■ Stored items:
● ● ● ●
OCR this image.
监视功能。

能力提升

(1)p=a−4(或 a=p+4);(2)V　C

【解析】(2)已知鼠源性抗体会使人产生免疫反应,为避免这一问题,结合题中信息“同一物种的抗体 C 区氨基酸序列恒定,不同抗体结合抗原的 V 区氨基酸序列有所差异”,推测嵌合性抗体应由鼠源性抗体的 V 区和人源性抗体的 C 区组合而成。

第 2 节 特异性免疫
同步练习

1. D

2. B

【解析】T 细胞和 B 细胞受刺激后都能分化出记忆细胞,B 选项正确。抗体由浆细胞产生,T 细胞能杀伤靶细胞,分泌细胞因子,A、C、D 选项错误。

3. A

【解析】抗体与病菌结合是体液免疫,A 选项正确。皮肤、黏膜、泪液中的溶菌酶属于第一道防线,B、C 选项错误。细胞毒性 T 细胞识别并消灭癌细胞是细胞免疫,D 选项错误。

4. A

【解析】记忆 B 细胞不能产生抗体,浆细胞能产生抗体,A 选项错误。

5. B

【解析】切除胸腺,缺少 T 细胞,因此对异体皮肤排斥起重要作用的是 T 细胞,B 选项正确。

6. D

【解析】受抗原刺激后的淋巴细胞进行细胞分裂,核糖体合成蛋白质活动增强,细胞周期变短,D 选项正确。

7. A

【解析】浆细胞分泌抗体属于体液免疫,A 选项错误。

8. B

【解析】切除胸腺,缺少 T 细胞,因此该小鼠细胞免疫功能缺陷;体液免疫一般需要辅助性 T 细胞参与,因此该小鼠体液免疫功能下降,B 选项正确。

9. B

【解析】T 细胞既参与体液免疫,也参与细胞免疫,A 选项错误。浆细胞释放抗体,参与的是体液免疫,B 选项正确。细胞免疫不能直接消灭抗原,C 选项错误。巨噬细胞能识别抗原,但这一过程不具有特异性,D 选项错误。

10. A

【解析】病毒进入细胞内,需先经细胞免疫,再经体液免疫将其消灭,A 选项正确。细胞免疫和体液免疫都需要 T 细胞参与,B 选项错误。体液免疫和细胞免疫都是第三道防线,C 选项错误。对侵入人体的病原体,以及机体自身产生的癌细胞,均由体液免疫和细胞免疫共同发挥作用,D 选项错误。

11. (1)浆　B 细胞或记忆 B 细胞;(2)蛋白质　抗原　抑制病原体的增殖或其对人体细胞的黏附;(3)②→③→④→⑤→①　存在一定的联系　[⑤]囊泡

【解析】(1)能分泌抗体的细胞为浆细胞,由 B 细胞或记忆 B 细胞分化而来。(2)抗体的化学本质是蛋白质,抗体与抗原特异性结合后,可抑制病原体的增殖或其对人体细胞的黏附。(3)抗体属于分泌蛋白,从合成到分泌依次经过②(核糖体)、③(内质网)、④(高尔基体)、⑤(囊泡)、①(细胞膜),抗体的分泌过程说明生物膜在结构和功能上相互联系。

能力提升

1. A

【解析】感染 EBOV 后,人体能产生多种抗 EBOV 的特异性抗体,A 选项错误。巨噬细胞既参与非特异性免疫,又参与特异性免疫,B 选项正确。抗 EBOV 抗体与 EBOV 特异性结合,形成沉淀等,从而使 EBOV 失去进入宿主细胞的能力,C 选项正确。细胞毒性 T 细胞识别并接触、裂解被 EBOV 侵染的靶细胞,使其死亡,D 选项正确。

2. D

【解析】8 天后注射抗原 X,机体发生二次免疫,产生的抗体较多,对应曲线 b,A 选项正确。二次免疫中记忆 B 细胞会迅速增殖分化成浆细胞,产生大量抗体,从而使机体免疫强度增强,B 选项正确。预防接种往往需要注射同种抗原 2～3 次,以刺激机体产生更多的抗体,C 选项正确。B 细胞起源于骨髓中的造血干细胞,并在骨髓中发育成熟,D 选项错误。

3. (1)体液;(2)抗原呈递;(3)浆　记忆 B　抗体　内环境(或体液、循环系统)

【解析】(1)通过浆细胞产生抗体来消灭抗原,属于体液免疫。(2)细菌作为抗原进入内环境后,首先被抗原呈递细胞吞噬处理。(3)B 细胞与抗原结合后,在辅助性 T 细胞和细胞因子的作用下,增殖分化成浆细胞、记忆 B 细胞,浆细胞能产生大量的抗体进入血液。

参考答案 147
● ● ● ●
Return each entry from the material above exactly as it appears.

■ Solution to this task:
OCR this image.
监视功能。

能力提升

(1)p=a−4(或 a=p+4);(2)V　C

【解析】(2)已知鼠源性抗体会使人产生免疫反应,为避免这一问题,结合题中信息“同一物种的抗体 C 区氨基酸序列恒定,不同抗体结合抗原的 V 区氨基酸序列有所差异”,推测嵌合性抗体应由鼠源性抗体的 V 区和人源性抗体的 C 区组合而成。

第 2 节 特异性免疫
同步练习

1. D

2. B

【解析】T 细胞和 B 细胞受刺激后都能分化出记忆细胞,B 选项正确。抗体由浆细胞产生,T 细胞能杀伤靶细胞,分泌细胞因子,A、C、D 选项错误。

3. A

【解析】抗体与病菌结合是体液免疫,A 选项正确。皮肤、黏膜、泪液中的溶菌酶属于第一道防线,B、C 选项错误。细胞毒性 T 细胞识别并消灭癌细胞是细胞免疫,D 选项错误。

4. A

【解析】记忆 B 细胞不能产生抗体,浆细胞能产生抗体,A 选项错误。

5. B

【解析】切除胸腺,缺少 T 细胞,因此对异体皮肤排斥起重要作用的是 T 细胞,B 选项正确。

6. D

【解析】受抗原刺激后的淋巴细胞进行细胞分裂,核糖体合成蛋白质活动增强,细胞周期变短,D 选项正确。

7. A

【解析】浆细胞分泌抗体属于体液免疫,A 选项错误。

8. B

【解析】切除胸腺,缺少 T 细胞,因此该小鼠细胞免疫功能缺陷;体液免疫一般需要辅助性 T 细胞参与,因此该小鼠体液免疫功能下降,B 选项正确。

9. B

【解析】T 细胞既参与体液免疫,也参与细胞免疫,A 选项错误。浆细胞释放抗体,参与的是体液免疫,B 选项正确。细胞免疫不能直接消灭抗原,C 选项错误。巨噬细胞能识别抗原,但这一过程不具有特异性,D 选项错误。

10. A

【解析】病毒进入细胞内,需先经细胞免疫,再经体液免疫将其消灭,A 选项正确。细胞免疫和体液免疫都需要 T 细胞参与,B 选项错误。体液免疫和细胞免疫都是第三道防线,C 选项错误。对侵入人体的病原体,以及机体自身产生的癌细胞,均由体液免疫和细胞免疫共同发挥作用,D 选项错误。

11. (1)浆　B 细胞或记忆 B 细胞;(2)蛋白质　抗原　抑制病原体的增殖或其对人体细胞的黏附;(3)②→③→④→⑤→①　存在一定的联系　[⑤]囊泡

【解析】(1)能分泌抗体的细胞为浆细胞,由 B 细胞或记忆 B 细胞分化而来。(2)抗体的化学本质是蛋白质,抗体与抗原特异性结合后,可抑制病原体的增殖或其对人体细胞的黏附。(3)抗体属于分泌蛋白,从合成到分泌依次经过②(核糖体)、③(内质网)、④(高尔基体)、⑤(囊泡)、①(细胞膜),抗体的分泌过程说明生物膜在结构和功能上相互联系。

能力提升

1. A

【解析】感染 EBOV 后,人体能产生多种抗 EBOV 的特异性抗体,A 选项错误。巨噬细胞既参与非特异性免疫,又参与特异性免疫,B 选项正确。抗 EBOV 抗体与 EBOV 特异性结合,形成沉淀等,从而使 EBOV 失去进入宿主细胞的能力,C 选项正确。细胞毒性 T 细胞识别并接触、裂解被 EBOV 侵染的靶细胞,使其死亡,D 选项正确。

2. D

【解析】8 天后注射抗原 X,机体发生二次免疫,产生的抗体较多,对应曲线 b,A 选项正确。二次免疫中记忆 B 细胞会迅速增殖分化成浆细胞,产生大量抗体,从而使机体免疫强度增强,B 选项正确。预防接种往往需要注射同种抗原 2～3 次,以刺激机体产生更多的抗体,C 选项正确。B 细胞起源于骨髓中的造血干细胞,并在骨髓中发育成熟,D 选项错误。

3. (1)体液;(2)抗原呈递;(3)浆　记忆 B　抗体　内环境(或体液、循环系统)

【解析】(1)通过浆细胞产生抗体来消灭抗原,属于体液免疫。(2)细菌作为抗原进入内环境后,首先被抗原呈递细胞吞噬处理。(3)B 细胞与抗原结合后,在辅助性 T 细胞和细胞因子的作用下,增殖分化成浆细胞、记忆 B 细胞,浆细胞能产生大量的抗体进入血液。

参考答案 147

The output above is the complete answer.